**Input rows**

--- begin ---

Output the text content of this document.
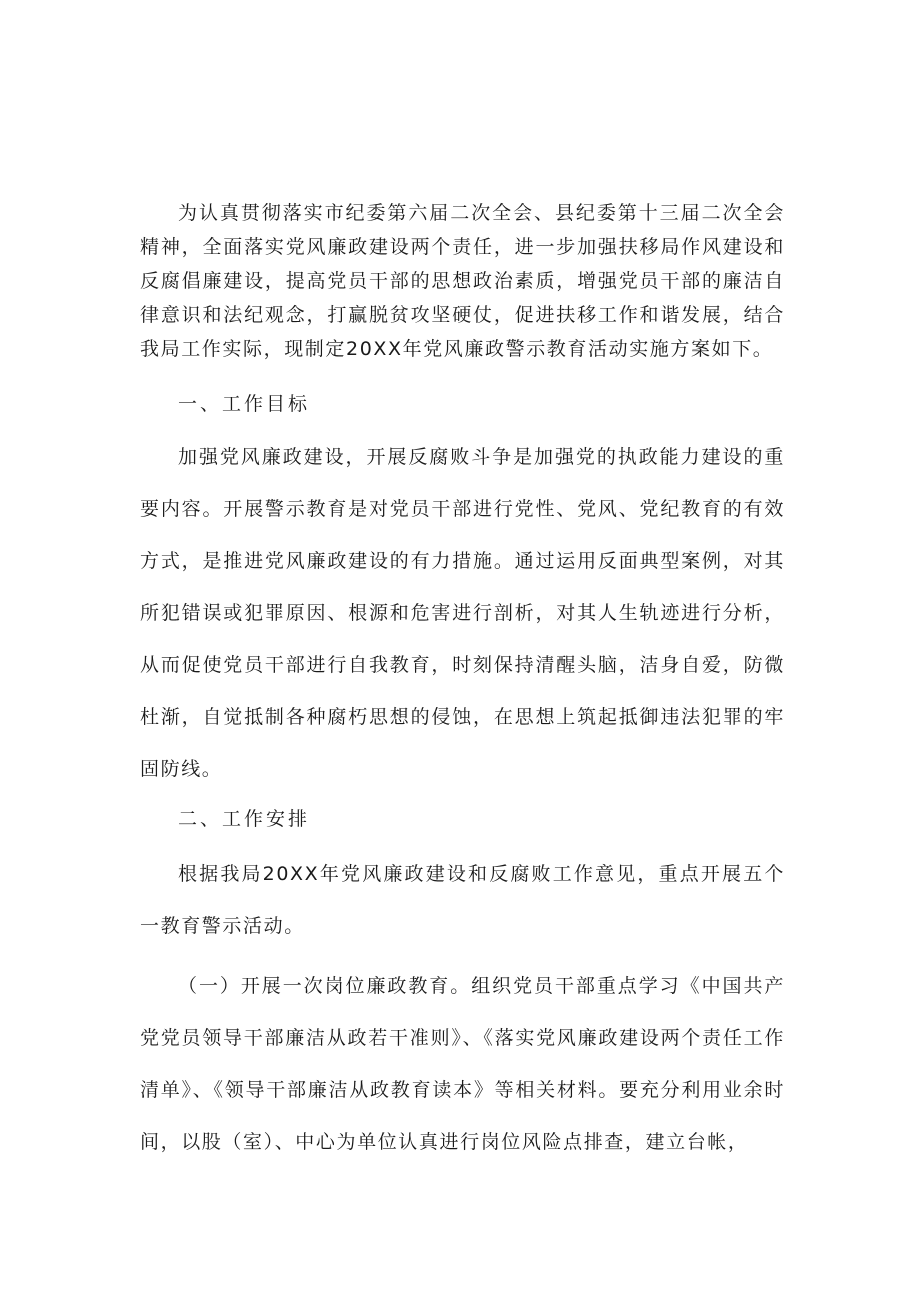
为认真贯彻落实市纪委第六届二次全会、县纪委第十三届二次全会精神，全面落实党风廉政建设两个责任，进一步加强扶移局作风建设和反腐倡廉建设，提高党员干部的思想政治素质，增强党员干部的廉洁自律意识和法纪观念，打赢脱贫攻坚硬仗，促进扶移工作和谐发展，结合我局工作实际，现制定20XX年党风廉政警示教育活动实施方案如下。

一、工作目标

加强党风廉政建设，开展反腐败斗争是加强党的执政能力建设的重要内容。开展警示教育是对党员干部进行党性、党风、党纪教育的有效方式，是推进党风廉政建设的有力措施。通过运用反面典型案例，对其所犯错误或犯罪原因、根源和危害进行剖析，对其人生轨迹进行分析，从而促使党员干部进行自我教育，时刻保持清醒头脑，洁身自爱，防微杜渐，自觉抵制各种腐朽思想的侵蚀，在思想上筑起抵御违法犯罪的牢固防线。

二、工作安排

根据我局20XX年党风廉政建设和反腐败工作意见，重点开展五个一教育警示活动。

（一）开展一次岗位廉政教育。组织党员干部重点学习《中国共产党党员领导干部廉洁从政若干准则》、《落实党风廉政建设两个责任工作清单》、《领导干部廉洁从政教育读本》等相关材料。要充分利用业余时间，以股（室）、中心为单位认真进行岗位风险点排查，建立台帐，
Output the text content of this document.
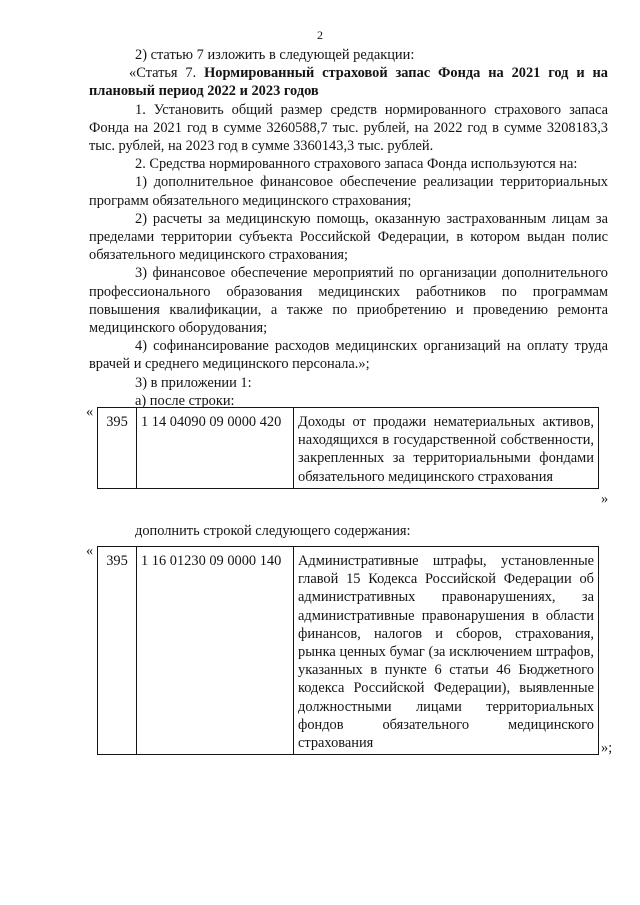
2

2) статью 7 изложить в следующей редакции:

«Статья 7. Нормированный страховой запас Фонда на 2021 год и на плановый период 2022 и 2023 годов

1. Установить общий размер средств нормированного страхового запаса Фонда на 2021 год в сумме 3260588,7 тыс. рублей, на 2022 год в сумме 3208183,3 тыс. рублей, на 2023 год в сумме 3360143,3 тыс. рублей.

2. Средства нормированного страхового запаса Фонда используются на:

1) дополнительное финансовое обеспечение реализации территориальных программ обязательного медицинского страхования;

2) расчеты за медицинскую помощь, оказанную застрахованным лицам за пределами территории субъекта Российской Федерации, в котором выдан полис обязательного медицинского страхования;

3) финансовое обеспечение мероприятий по организации дополнительного профессионального образования медицинских работников по программам повышения квалификации, а также по приобретению и проведению ремонта медицинского оборудования;

4) софинансирование расходов медицинских организаций на оплату труда врачей и среднего медицинского персонала.»;

3) в приложении 1:

а) после строки:

«
395	1 14 04090 09 0000 420	Доходы от продажи нематериальных активов, находящихся в государственной собственности, закрепленных за территориальными фондами обязательного медицинского страхования
»
дополнить строкой следующего содержания:
«
395	1 16 01230 09 0000 140	Административные штрафы, установленные главой 15 Кодекса Российской Федерации об административных правонарушениях, за административные правонарушения в области финансов, налогов и сборов, страхования, рынка ценных бумаг (за исключением штрафов, указанных в пункте 6 статьи 46 Бюджетного кодекса Российской Федерации), выявленные должностными лицами территориальных фондов обязательного медицинского страхования	»;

--- end ---

**Challenge**
Print each entry shown above with exact wording and no pictures.

**Expected output**
Output the text content of this document.
为认真贯彻落实市纪委第六届二次全会、县纪委第十三届二次全会精神，全面落实党风廉政建设两个责任，进一步加强扶移局作风建设和反腐倡廉建设，提高党员干部的思想政治素质，增强党员干部的廉洁自律意识和法纪观念，打赢脱贫攻坚硬仗，促进扶移工作和谐发展，结合我局工作实际，现制定20XX年党风廉政警示教育活动实施方案如下。

一、工作目标

加强党风廉政建设，开展反腐败斗争是加强党的执政能力建设的重要内容。开展警示教育是对党员干部进行党性、党风、党纪教育的有效方式，是推进党风廉政建设的有力措施。通过运用反面典型案例，对其所犯错误或犯罪原因、根源和危害进行剖析，对其人生轨迹进行分析，从而促使党员干部进行自我教育，时刻保持清醒头脑，洁身自爱，防微杜渐，自觉抵制各种腐朽思想的侵蚀，在思想上筑起抵御违法犯罪的牢固防线。

二、工作安排

根据我局20XX年党风廉政建设和反腐败工作意见，重点开展五个一教育警示活动。

（一）开展一次岗位廉政教育。组织党员干部重点学习《中国共产党党员领导干部廉洁从政若干准则》、《落实党风廉政建设两个责任工作清单》、《领导干部廉洁从政教育读本》等相关材料。要充分利用业余时间，以股（室）、中心为单位认真进行岗位风险点排查，建立台帐，
Output the text content of this document.
2

2) статью 7 изложить в следующей редакции:

«Статья 7. Нормированный страховой запас Фонда на 2021 год и на плановый период 2022 и 2023 годов

1. Установить общий размер средств нормированного страхового запаса Фонда на 2021 год в сумме 3260588,7 тыс. рублей, на 2022 год в сумме 3208183,3 тыс. рублей, на 2023 год в сумме 3360143,3 тыс. рублей.

2. Средства нормированного страхового запаса Фонда используются на:

1) дополнительное финансовое обеспечение реализации территориальных программ обязательного медицинского страхования;

2) расчеты за медицинскую помощь, оказанную застрахованным лицам за пределами территории субъекта Российской Федерации, в котором выдан полис обязательного медицинского страхования;

3) финансовое обеспечение мероприятий по организации дополнительного профессионального образования медицинских работников по программам повышения квалификации, а также по приобретению и проведению ремонта медицинского оборудования;

4) софинансирование расходов медицинских организаций на оплату труда врачей и среднего медицинского персонала.»;

3) в приложении 1:

а) после строки:

«
395	1 14 04090 09 0000 420	Доходы от продажи нематериальных активов, находящихся в государственной собственности, закрепленных за территориальными фондами обязательного медицинского страхования
»
дополнить строкой следующего содержания:
«
395	1 16 01230 09 0000 140	Административные штрафы, установленные главой 15 Кодекса Российской Федерации об административных правонарушениях, за административные правонарушения в области финансов, налогов и сборов, страхования, рынка ценных бумаг (за исключением штрафов, указанных в пункте 6 статьи 46 Бюджетного кодекса Российской Федерации), выявленные должностными лицами территориальных фондов обязательного медицинского страхования	»;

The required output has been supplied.